◆ **Dataset entries**
+ + + + + + +

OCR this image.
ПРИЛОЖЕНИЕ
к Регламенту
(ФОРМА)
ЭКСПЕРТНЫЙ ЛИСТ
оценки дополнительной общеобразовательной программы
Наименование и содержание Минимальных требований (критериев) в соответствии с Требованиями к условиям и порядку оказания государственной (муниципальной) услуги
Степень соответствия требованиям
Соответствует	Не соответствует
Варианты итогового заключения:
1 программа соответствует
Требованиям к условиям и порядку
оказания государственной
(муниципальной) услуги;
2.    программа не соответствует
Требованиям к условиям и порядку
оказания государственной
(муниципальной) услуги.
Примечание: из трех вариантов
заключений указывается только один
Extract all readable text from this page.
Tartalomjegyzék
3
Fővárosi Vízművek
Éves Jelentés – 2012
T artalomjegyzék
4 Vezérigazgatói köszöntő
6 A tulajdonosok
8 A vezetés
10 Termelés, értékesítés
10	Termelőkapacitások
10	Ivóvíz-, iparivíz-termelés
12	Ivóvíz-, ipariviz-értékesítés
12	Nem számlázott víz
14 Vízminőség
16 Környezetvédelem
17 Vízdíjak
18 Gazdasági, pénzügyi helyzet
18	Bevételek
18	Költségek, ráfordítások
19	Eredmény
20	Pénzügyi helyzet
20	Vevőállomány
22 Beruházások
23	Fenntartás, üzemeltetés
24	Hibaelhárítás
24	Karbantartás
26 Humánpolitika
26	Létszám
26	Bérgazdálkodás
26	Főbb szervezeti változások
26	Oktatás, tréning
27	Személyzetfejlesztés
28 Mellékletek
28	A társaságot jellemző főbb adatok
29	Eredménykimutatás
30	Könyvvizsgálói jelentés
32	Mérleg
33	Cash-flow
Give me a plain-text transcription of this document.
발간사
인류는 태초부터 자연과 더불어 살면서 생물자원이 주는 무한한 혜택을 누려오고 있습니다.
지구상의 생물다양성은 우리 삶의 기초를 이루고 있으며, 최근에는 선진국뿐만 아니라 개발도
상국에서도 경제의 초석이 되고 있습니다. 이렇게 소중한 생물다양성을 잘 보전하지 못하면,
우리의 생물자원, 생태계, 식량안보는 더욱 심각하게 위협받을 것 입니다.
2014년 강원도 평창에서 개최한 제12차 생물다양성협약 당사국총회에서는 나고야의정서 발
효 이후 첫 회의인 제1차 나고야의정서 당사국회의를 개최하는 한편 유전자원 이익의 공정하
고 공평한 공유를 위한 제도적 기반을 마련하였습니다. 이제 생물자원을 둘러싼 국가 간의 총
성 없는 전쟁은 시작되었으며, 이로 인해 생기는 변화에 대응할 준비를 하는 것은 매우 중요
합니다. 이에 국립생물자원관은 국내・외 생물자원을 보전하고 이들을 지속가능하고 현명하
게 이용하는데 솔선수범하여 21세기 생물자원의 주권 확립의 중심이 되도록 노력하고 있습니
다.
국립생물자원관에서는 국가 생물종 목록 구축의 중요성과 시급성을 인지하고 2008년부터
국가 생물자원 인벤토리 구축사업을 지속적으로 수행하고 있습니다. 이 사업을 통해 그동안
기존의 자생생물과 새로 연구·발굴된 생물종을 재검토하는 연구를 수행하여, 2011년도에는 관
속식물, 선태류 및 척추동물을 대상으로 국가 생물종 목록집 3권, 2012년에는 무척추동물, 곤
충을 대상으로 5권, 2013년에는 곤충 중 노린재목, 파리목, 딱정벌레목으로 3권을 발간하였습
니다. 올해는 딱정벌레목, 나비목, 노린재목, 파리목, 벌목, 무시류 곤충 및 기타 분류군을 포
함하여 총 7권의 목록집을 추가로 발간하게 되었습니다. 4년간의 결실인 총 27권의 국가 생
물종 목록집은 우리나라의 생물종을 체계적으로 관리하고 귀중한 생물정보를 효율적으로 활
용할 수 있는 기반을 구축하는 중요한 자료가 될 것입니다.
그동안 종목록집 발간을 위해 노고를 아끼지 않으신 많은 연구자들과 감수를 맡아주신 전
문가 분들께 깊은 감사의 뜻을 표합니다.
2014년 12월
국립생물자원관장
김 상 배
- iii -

+ + + + + + +

◆ **What to do**
Copy out each record from above, exactly.

◆ **Final answer**
OCR this image.
ПРИЛОЖЕНИЕ
к Регламенту
(ФОРМА)
ЭКСПЕРТНЫЙ ЛИСТ
оценки дополнительной общеобразовательной программы
Наименование и содержание Минимальных требований (критериев) в соответствии с Требованиями к условиям и порядку оказания государственной (муниципальной) услуги
Степень соответствия требованиям
Соответствует	Не соответствует
Варианты итогового заключения:
1 программа соответствует
Требованиям к условиям и порядку
оказания государственной
(муниципальной) услуги;
2.    программа не соответствует
Требованиям к условиям и порядку
оказания государственной
(муниципальной) услуги.
Примечание: из трех вариантов
заключений указывается только один
Extract all readable text from this page.
Tartalomjegyzék
3
Fővárosi Vízművek
Éves Jelentés – 2012
T artalomjegyzék
4 Vezérigazgatói köszöntő
6 A tulajdonosok
8 A vezetés
10 Termelés, értékesítés
10	Termelőkapacitások
10	Ivóvíz-, iparivíz-termelés
12	Ivóvíz-, ipariviz-értékesítés
12	Nem számlázott víz
14 Vízminőség
16 Környezetvédelem
17 Vízdíjak
18 Gazdasági, pénzügyi helyzet
18	Bevételek
18	Költségek, ráfordítások
19	Eredmény
20	Pénzügyi helyzet
20	Vevőállomány
22 Beruházások
23	Fenntartás, üzemeltetés
24	Hibaelhárítás
24	Karbantartás
26 Humánpolitika
26	Létszám
26	Bérgazdálkodás
26	Főbb szervezeti változások
26	Oktatás, tréning
27	Személyzetfejlesztés
28 Mellékletek
28	A társaságot jellemző főbb adatok
29	Eredménykimutatás
30	Könyvvizsgálói jelentés
32	Mérleg
33	Cash-flow
Give me a plain-text transcription of this document.
발간사
인류는 태초부터 자연과 더불어 살면서 생물자원이 주는 무한한 혜택을 누려오고 있습니다.
지구상의 생물다양성은 우리 삶의 기초를 이루고 있으며, 최근에는 선진국뿐만 아니라 개발도
상국에서도 경제의 초석이 되고 있습니다. 이렇게 소중한 생물다양성을 잘 보전하지 못하면,
우리의 생물자원, 생태계, 식량안보는 더욱 심각하게 위협받을 것 입니다.
2014년 강원도 평창에서 개최한 제12차 생물다양성협약 당사국총회에서는 나고야의정서 발
효 이후 첫 회의인 제1차 나고야의정서 당사국회의를 개최하는 한편 유전자원 이익의 공정하
고 공평한 공유를 위한 제도적 기반을 마련하였습니다. 이제 생물자원을 둘러싼 국가 간의 총
성 없는 전쟁은 시작되었으며, 이로 인해 생기는 변화에 대응할 준비를 하는 것은 매우 중요
합니다. 이에 국립생물자원관은 국내・외 생물자원을 보전하고 이들을 지속가능하고 현명하
게 이용하는데 솔선수범하여 21세기 생물자원의 주권 확립의 중심이 되도록 노력하고 있습니
다.
국립생물자원관에서는 국가 생물종 목록 구축의 중요성과 시급성을 인지하고 2008년부터
국가 생물자원 인벤토리 구축사업을 지속적으로 수행하고 있습니다. 이 사업을 통해 그동안
기존의 자생생물과 새로 연구·발굴된 생물종을 재검토하는 연구를 수행하여, 2011년도에는 관
속식물, 선태류 및 척추동물을 대상으로 국가 생물종 목록집 3권, 2012년에는 무척추동물, 곤
충을 대상으로 5권, 2013년에는 곤충 중 노린재목, 파리목, 딱정벌레목으로 3권을 발간하였습
니다. 올해는 딱정벌레목, 나비목, 노린재목, 파리목, 벌목, 무시류 곤충 및 기타 분류군을 포
함하여 총 7권의 목록집을 추가로 발간하게 되었습니다. 4년간의 결실인 총 27권의 국가 생
물종 목록집은 우리나라의 생물종을 체계적으로 관리하고 귀중한 생물정보를 효율적으로 활
용할 수 있는 기반을 구축하는 중요한 자료가 될 것입니다.
그동안 종목록집 발간을 위해 노고를 아끼지 않으신 많은 연구자들과 감수를 맡아주신 전
문가 분들께 깊은 감사의 뜻을 표합니다.
2014년 12월
국립생물자원관장
김 상 배
- iii -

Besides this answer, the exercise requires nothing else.